=== GIVEN EXERCISE ===
From the records below, copy every line that contains the word "jets", matching case exactly.

[BEGIN SUPPLIED RECORDS]

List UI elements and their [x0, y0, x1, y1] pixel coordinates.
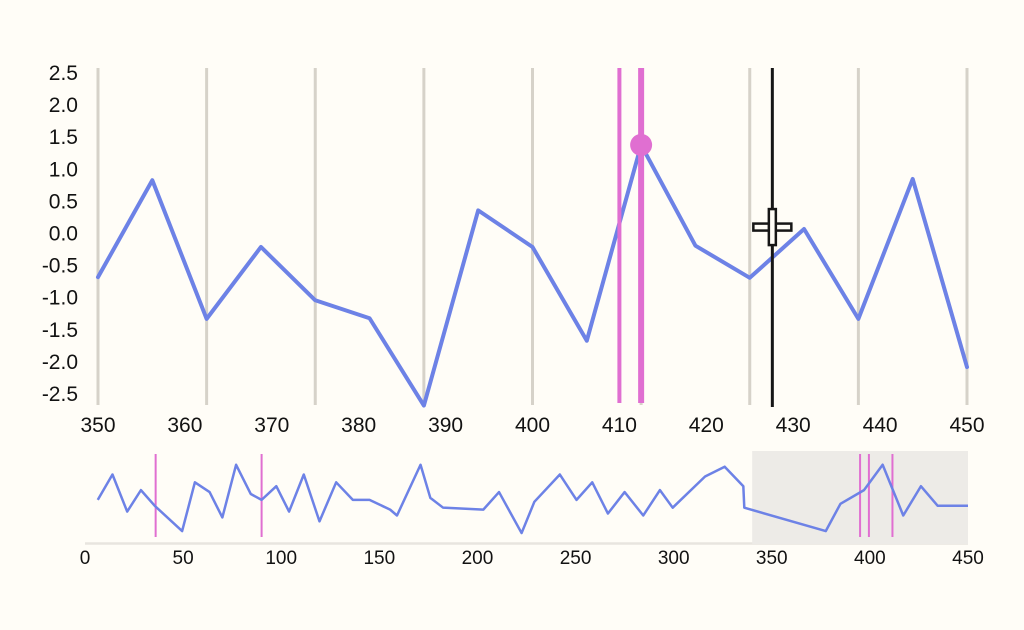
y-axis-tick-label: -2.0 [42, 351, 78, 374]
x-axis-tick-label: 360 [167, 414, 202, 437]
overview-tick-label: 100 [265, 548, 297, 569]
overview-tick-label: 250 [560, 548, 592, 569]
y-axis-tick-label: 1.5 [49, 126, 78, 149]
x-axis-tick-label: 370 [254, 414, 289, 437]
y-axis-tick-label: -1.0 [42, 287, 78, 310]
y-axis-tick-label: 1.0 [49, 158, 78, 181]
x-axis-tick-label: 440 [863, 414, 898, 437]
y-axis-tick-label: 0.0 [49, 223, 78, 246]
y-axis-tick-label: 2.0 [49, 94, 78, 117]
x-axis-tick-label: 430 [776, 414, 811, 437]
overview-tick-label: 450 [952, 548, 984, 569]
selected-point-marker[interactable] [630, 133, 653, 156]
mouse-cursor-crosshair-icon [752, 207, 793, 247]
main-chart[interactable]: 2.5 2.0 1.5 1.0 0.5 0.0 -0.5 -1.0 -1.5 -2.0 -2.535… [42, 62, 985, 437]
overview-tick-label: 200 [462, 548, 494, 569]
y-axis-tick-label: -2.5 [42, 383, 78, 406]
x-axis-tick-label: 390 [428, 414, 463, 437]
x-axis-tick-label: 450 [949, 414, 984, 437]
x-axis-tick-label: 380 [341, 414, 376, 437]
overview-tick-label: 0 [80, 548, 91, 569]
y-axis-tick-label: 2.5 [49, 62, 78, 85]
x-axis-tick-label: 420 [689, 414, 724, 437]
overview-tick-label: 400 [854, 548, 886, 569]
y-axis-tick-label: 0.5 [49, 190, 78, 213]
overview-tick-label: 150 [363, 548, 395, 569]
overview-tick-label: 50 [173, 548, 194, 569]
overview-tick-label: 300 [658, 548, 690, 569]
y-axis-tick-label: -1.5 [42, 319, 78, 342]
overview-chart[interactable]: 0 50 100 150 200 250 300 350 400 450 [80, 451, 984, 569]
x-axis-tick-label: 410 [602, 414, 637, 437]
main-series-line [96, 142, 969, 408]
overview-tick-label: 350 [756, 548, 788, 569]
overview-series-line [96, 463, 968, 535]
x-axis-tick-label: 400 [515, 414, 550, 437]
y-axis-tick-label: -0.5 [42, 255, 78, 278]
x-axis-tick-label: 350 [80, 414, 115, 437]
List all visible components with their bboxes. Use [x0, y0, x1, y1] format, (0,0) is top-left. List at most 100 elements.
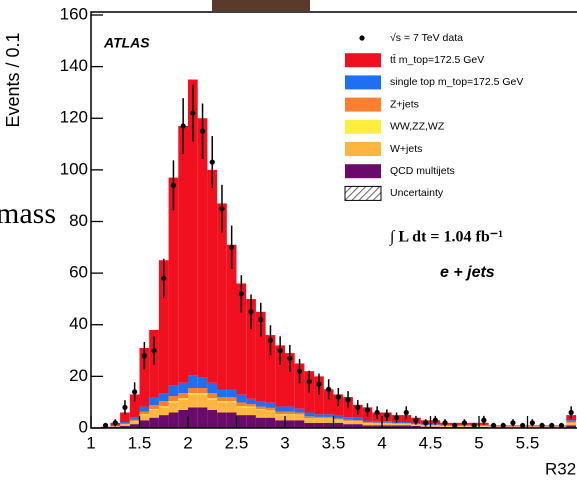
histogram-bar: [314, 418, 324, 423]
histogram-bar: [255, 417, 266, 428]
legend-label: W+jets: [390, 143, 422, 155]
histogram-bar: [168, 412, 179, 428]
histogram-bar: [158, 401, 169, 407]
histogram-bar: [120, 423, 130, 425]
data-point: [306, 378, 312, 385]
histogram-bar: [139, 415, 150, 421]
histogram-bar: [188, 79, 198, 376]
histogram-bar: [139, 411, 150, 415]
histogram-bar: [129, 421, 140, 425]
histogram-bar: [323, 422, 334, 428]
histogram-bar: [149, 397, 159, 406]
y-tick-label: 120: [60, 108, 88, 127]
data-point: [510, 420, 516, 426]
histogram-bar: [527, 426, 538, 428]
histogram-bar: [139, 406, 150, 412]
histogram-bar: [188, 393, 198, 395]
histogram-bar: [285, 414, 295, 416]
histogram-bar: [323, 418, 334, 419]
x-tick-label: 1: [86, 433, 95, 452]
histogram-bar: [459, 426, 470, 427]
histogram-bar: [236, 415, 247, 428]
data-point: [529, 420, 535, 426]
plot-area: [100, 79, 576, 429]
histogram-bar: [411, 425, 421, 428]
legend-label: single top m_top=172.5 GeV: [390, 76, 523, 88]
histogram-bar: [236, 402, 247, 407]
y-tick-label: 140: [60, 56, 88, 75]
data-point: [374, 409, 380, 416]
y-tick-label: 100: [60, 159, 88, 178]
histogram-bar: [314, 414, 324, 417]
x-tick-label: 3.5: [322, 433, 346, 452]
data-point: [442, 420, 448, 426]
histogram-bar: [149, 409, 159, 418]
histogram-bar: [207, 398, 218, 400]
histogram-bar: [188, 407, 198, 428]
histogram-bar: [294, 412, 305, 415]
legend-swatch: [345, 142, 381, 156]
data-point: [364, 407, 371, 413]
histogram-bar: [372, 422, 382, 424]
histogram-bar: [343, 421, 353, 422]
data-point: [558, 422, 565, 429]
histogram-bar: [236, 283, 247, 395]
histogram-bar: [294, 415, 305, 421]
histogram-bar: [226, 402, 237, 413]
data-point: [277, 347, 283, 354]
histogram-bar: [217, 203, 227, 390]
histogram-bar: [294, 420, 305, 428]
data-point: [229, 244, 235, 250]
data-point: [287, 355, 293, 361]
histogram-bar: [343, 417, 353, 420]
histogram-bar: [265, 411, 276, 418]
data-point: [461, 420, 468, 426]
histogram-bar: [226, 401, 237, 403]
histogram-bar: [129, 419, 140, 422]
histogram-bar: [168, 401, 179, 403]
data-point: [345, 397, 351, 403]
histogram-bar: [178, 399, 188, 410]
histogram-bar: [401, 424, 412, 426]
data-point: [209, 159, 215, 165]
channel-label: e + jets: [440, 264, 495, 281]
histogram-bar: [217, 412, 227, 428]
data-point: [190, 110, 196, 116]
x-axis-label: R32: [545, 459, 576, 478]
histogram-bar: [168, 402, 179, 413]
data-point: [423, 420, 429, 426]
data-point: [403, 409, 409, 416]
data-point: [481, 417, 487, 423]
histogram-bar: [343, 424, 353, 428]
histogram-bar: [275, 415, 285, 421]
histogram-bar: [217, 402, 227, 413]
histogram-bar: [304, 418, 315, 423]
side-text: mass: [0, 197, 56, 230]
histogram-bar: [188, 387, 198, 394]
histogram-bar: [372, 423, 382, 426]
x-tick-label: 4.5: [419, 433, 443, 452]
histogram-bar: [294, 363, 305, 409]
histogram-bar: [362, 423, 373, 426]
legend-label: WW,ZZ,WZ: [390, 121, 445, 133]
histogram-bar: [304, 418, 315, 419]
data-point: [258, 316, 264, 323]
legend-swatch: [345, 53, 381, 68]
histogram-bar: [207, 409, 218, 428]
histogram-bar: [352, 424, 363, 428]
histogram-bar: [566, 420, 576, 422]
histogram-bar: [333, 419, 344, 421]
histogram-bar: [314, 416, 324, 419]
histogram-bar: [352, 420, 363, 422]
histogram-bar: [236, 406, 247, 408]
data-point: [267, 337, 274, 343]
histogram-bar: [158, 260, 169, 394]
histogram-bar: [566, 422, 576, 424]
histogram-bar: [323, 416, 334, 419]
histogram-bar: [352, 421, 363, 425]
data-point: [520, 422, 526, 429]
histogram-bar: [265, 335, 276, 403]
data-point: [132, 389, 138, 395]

[END SUPPLIED RECORDS]

=== CORRECT RESULT ===
legend-label: W+jets: [390, 143, 422, 155]
channel-label: e + jets: [440, 264, 495, 281]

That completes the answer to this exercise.